• _EXERCISE TASK_
Copy the listing below in full and skip every picture.

• _AVAILABLE RECORDS_
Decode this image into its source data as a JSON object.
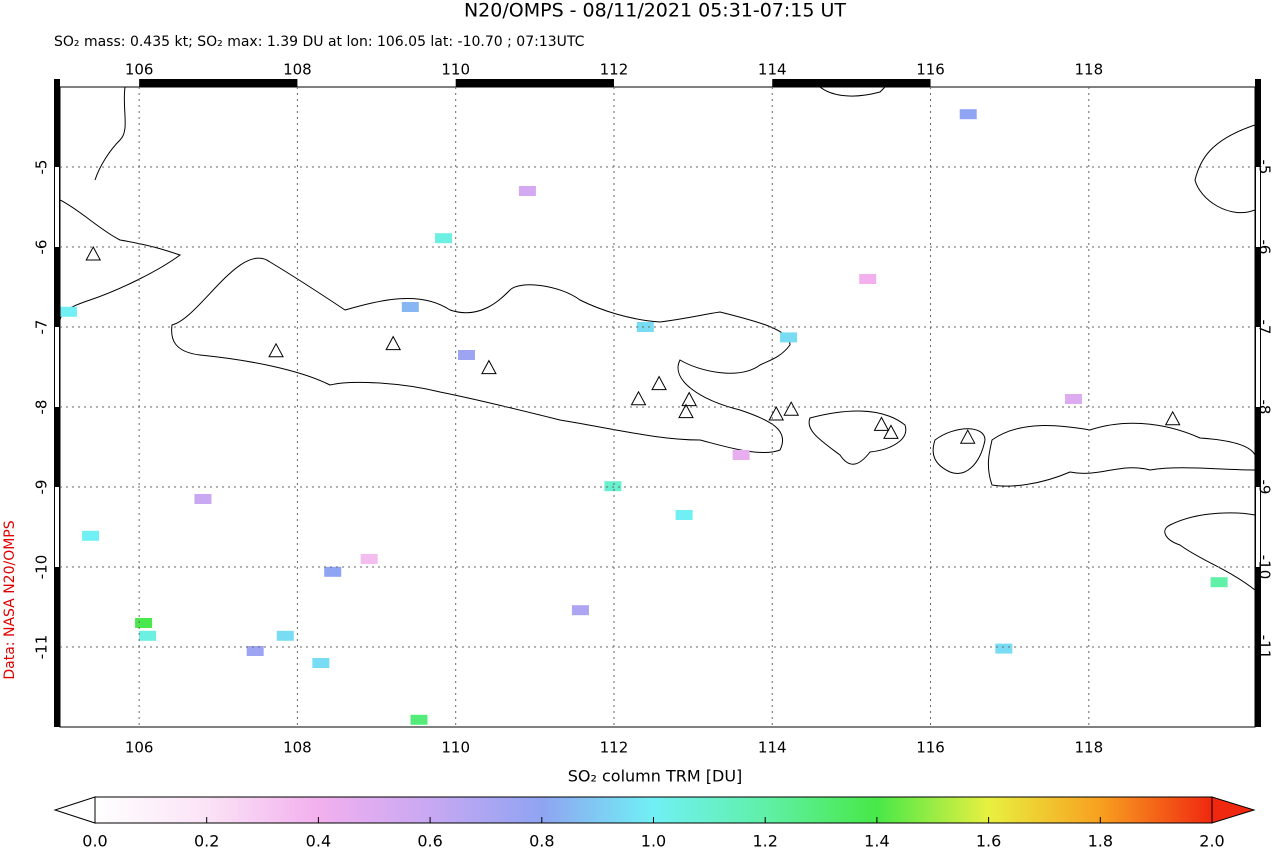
{
  "chart_data": {
    "type": "map",
    "title": "N20/OMPS - 08/11/2021 05:31-07:15 UT",
    "subtitle": "SO₂ mass: 0.435 kt; SO₂ max: 1.39 DU at lon: 106.05 lat: -10.70 ; 07:13UTC",
    "side_label": "Data: NASA N20/OMPS",
    "colorbar_label": "SO₂ column TRM [DU]",
    "xlim": [
      105.0,
      120.1
    ],
    "ylim": [
      -12.0,
      -4.0
    ],
    "xticks": [
      106,
      108,
      110,
      112,
      114,
      116,
      118
    ],
    "yticks": [
      -5,
      -6,
      -7,
      -8,
      -9,
      -10,
      -11
    ],
    "grid": true,
    "colorbar_lim": [
      0,
      2
    ],
    "colorbar_ticks": [
      {
        "value": 0,
        "label": "0.0"
      },
      0.2,
      0.4,
      0.6,
      0.8,
      {
        "value": 1,
        "label": "1.0"
      },
      1.2,
      1.4,
      1.6,
      1.8,
      {
        "value": 2,
        "label": "2.0"
      }
    ],
    "volcanoes": {
      "lon": [
        105.42,
        107.73,
        109.21,
        110.42,
        112.31,
        112.57,
        112.95,
        112.91,
        114.05,
        114.24,
        115.38,
        115.5,
        116.47,
        119.06
      ],
      "lat": [
        -6.1,
        -7.31,
        -7.22,
        -7.52,
        -7.91,
        -7.72,
        -7.92,
        -8.07,
        -8.1,
        -8.04,
        -8.23,
        -8.33,
        -8.39,
        -8.16
      ]
    },
    "pixels": {
      "lon": [
        109.84,
        105.1,
        105.38,
        106.05,
        106.1,
        109.53,
        111.98,
        112.88,
        107.84,
        108.29,
        108.44,
        119.64,
        114.2,
        112.39,
        116.92,
        107.46,
        111.57,
        116.47,
        109.42,
        110.13,
        106.8,
        110.9,
        113.6,
        117.8,
        115.2,
        108.9
      ],
      "lat": [
        -5.89,
        -6.81,
        -9.61,
        -10.7,
        -10.86,
        -11.91,
        -8.99,
        -9.35,
        -10.86,
        -11.2,
        -10.06,
        -10.19,
        -7.13,
        -7.0,
        -11.02,
        -11.05,
        -10.54,
        -4.34,
        -6.75,
        -7.35,
        -9.15,
        -5.3,
        -8.6,
        -7.9,
        -6.4,
        -9.9
      ],
      "values": [
        1.05,
        1.0,
        1.0,
        1.39,
        1.05,
        1.3,
        1.1,
        1.0,
        0.95,
        0.95,
        0.8,
        1.2,
        0.95,
        0.95,
        0.95,
        0.75,
        0.7,
        0.8,
        0.85,
        0.75,
        0.6,
        0.55,
        0.45,
        0.5,
        0.4,
        0.35
      ]
    }
  }
}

• _EXERCISE RESULT_
Decode this image into its source data as a JSON object.
{
  "chart_data": {
    "type": "map",
    "title": "N20/OMPS - 08/11/2021 05:31-07:15 UT",
    "subtitle": "SO₂ mass: 0.435 kt; SO₂ max: 1.39 DU at lon: 106.05 lat: -10.70 ; 07:13UTC",
    "side_label": "Data: NASA N20/OMPS",
    "colorbar_label": "SO₂ column TRM [DU]",
    "xlim": [
      105.0,
      120.1
    ],
    "ylim": [
      -12.0,
      -4.0
    ],
    "xticks": [
      106,
      108,
      110,
      112,
      114,
      116,
      118
    ],
    "yticks": [
      -5,
      -6,
      -7,
      -8,
      -9,
      -10,
      -11
    ],
    "grid": true,
    "colorbar_lim": [
      0,
      2
    ],
    "colorbar_ticks": [
      {
        "value": 0,
        "label": "0.0"
      },
      0.2,
      0.4,
      0.6,
      0.8,
      {
        "value": 1,
        "label": "1.0"
      },
      1.2,
      1.4,
      1.6,
      1.8,
      {
        "value": 2,
        "label": "2.0"
      }
    ],
    "volcanoes": {
      "lon": [
        105.42,
        107.73,
        109.21,
        110.42,
        112.31,
        112.57,
        112.95,
        112.91,
        114.05,
        114.24,
        115.38,
        115.5,
        116.47,
        119.06
      ],
      "lat": [
        -6.1,
        -7.31,
        -7.22,
        -7.52,
        -7.91,
        -7.72,
        -7.92,
        -8.07,
        -8.1,
        -8.04,
        -8.23,
        -8.33,
        -8.39,
        -8.16
      ]
    },
    "pixels": {
      "lon": [
        109.84,
        105.1,
        105.38,
        106.05,
        106.1,
        109.53,
        111.98,
        112.88,
        107.84,
        108.29,
        108.44,
        119.64,
        114.2,
        112.39,
        116.92,
        107.46,
        111.57,
        116.47,
        109.42,
        110.13,
        106.8,
        110.9,
        113.6,
        117.8,
        115.2,
        108.9
      ],
      "lat": [
        -5.89,
        -6.81,
        -9.61,
        -10.7,
        -10.86,
        -11.91,
        -8.99,
        -9.35,
        -10.86,
        -11.2,
        -10.06,
        -10.19,
        -7.13,
        -7.0,
        -11.02,
        -11.05,
        -10.54,
        -4.34,
        -6.75,
        -7.35,
        -9.15,
        -5.3,
        -8.6,
        -7.9,
        -6.4,
        -9.9
      ],
      "values": [
        1.05,
        1.0,
        1.0,
        1.39,
        1.05,
        1.3,
        1.1,
        1.0,
        0.95,
        0.95,
        0.8,
        1.2,
        0.95,
        0.95,
        0.95,
        0.75,
        0.7,
        0.8,
        0.85,
        0.75,
        0.6,
        0.55,
        0.45,
        0.5,
        0.4,
        0.35
      ]
    }
  }
}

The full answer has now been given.